● GIVEN PROBLEM
In the material below, count the lines with the word "tháng" and state that number only.

● RECORDS SUPPLIED
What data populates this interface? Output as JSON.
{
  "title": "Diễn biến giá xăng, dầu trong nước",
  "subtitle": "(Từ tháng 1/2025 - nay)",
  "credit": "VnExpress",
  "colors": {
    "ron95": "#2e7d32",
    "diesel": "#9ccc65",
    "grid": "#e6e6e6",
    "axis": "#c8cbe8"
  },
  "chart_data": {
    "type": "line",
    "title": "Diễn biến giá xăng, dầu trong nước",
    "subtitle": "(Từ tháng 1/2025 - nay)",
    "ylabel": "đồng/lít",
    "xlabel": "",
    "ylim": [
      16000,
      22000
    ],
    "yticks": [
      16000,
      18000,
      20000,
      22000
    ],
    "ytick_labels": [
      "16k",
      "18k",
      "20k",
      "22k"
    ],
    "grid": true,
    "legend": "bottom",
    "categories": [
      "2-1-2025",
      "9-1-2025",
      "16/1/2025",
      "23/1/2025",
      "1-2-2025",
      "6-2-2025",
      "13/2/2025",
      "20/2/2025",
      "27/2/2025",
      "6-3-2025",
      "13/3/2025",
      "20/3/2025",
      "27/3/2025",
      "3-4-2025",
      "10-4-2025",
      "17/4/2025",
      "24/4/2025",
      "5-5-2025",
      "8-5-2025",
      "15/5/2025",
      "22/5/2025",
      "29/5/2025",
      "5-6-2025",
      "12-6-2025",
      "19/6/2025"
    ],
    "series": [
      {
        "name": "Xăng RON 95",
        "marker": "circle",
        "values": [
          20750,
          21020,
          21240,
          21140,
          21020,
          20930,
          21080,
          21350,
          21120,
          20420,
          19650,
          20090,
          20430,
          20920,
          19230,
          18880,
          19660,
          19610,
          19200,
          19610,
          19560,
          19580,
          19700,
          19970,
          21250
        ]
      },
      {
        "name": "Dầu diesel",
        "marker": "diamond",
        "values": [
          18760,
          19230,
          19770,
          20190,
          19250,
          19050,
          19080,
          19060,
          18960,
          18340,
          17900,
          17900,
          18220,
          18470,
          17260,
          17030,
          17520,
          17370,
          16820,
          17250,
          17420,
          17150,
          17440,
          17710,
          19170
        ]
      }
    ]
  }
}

● CORRECT RESPONSE
2